STATED TASK
In the records that follow, locate every line with "visible" and extract it.

DATASET RECORDS
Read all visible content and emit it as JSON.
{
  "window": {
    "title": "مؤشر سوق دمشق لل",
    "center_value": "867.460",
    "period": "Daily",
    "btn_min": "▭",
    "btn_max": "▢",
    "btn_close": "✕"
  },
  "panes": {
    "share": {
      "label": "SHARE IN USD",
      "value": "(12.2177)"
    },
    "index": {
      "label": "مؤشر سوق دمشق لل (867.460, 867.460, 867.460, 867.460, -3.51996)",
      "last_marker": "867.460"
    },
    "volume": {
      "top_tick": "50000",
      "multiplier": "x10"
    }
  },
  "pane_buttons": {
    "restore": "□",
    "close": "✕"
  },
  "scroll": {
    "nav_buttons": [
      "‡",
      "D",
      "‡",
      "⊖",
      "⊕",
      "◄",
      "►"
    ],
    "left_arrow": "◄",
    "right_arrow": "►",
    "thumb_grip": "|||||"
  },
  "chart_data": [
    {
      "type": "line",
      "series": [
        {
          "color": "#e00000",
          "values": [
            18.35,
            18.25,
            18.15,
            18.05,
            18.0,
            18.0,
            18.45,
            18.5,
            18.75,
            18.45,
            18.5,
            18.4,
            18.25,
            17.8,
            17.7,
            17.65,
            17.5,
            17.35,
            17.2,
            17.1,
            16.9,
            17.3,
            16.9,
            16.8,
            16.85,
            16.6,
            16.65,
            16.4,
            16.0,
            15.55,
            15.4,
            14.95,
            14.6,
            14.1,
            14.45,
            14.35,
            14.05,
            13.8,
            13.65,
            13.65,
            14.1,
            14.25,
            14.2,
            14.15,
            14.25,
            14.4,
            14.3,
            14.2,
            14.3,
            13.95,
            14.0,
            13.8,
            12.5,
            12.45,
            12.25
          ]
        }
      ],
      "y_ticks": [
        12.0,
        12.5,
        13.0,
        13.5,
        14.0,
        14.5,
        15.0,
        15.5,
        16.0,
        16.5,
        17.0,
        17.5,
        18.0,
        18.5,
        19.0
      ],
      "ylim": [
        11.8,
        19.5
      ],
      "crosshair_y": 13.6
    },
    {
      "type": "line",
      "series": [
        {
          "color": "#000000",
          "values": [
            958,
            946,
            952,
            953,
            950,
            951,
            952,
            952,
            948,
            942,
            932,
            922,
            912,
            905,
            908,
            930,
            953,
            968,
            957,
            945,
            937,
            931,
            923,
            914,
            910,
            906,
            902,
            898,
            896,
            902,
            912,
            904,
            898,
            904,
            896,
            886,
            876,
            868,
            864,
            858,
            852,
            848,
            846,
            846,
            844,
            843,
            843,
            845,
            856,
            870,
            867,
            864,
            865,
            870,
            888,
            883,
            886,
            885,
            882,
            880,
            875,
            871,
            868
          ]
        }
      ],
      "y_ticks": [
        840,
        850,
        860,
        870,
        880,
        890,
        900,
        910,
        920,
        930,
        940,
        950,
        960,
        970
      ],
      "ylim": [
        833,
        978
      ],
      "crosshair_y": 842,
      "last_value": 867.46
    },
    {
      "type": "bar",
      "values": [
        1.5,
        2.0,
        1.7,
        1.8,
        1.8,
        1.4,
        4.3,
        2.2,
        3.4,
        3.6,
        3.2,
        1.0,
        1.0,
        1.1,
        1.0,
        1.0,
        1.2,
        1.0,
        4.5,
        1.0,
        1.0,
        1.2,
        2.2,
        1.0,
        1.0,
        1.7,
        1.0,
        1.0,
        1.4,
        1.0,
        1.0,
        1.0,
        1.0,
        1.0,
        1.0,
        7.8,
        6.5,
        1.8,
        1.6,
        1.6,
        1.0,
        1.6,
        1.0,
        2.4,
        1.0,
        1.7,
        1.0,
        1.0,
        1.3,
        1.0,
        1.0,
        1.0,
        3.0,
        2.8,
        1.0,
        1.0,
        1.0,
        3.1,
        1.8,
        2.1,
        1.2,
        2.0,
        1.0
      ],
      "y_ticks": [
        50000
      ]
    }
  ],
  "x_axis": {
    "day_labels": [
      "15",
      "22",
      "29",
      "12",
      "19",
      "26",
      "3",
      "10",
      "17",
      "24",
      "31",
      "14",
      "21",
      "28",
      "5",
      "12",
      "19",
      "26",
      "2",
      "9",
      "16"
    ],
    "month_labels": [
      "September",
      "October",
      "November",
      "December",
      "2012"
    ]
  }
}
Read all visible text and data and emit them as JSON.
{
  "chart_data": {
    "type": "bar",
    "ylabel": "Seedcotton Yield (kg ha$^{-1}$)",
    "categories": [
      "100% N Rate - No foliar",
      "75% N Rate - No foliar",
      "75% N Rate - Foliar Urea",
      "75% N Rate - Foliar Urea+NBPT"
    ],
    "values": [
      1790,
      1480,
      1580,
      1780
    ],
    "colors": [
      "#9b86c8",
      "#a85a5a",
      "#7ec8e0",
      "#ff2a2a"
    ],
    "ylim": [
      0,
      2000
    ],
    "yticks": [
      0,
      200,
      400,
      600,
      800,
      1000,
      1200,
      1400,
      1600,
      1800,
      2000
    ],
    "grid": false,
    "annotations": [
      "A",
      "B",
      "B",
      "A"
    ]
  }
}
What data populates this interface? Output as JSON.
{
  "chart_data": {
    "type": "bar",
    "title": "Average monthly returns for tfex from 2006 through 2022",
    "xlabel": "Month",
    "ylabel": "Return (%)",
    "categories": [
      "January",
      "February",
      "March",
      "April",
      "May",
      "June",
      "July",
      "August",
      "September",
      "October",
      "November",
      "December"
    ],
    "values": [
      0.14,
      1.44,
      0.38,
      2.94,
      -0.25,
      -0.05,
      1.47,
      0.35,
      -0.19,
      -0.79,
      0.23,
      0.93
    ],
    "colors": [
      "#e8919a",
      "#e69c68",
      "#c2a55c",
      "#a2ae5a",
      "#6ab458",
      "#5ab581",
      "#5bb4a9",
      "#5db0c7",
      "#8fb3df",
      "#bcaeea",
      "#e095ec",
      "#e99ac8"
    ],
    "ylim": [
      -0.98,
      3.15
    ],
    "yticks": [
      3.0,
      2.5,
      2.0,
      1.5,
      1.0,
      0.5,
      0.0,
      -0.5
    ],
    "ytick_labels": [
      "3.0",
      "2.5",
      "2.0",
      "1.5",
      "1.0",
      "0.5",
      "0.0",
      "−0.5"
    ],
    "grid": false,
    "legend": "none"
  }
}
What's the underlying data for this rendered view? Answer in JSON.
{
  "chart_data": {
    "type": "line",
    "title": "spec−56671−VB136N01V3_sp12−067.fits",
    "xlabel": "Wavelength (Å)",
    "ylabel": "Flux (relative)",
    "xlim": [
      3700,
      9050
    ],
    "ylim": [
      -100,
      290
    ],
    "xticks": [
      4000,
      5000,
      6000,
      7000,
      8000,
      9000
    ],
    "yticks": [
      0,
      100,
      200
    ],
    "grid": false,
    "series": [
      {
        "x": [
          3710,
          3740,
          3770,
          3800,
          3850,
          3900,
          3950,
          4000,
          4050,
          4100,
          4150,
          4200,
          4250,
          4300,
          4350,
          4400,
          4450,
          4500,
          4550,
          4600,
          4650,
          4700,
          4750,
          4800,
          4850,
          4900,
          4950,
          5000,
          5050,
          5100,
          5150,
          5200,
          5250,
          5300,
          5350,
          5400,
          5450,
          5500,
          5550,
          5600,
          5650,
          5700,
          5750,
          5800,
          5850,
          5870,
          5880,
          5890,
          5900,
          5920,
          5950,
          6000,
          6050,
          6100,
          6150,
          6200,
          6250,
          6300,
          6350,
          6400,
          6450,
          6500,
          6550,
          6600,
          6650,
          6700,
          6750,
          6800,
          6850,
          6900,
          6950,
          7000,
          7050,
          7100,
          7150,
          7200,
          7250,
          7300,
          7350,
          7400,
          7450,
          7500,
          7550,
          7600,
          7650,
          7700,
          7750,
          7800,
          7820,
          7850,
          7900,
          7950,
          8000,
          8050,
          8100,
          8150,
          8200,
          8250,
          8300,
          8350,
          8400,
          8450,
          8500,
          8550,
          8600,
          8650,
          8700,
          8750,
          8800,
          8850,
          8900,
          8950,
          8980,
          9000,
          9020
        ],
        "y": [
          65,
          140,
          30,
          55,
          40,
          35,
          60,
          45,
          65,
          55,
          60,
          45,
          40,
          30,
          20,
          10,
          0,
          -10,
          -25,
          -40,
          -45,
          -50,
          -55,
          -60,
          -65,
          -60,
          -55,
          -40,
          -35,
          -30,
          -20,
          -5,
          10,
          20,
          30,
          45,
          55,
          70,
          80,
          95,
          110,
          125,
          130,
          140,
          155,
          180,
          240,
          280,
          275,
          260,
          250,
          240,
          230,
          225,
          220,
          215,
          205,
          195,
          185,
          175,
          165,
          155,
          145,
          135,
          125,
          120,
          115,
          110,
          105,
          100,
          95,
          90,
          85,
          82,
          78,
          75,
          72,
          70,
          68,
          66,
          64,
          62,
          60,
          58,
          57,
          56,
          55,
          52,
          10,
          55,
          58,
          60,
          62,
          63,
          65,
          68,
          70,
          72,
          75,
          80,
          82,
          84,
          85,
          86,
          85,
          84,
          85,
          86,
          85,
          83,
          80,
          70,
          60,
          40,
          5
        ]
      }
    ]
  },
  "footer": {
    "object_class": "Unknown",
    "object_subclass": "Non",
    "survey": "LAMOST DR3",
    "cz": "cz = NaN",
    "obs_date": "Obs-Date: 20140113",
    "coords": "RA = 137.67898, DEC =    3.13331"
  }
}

COMPLETED EXERCISE
Read all visible content and emit it as JSON.
Read all visible text and data and emit them as JSON.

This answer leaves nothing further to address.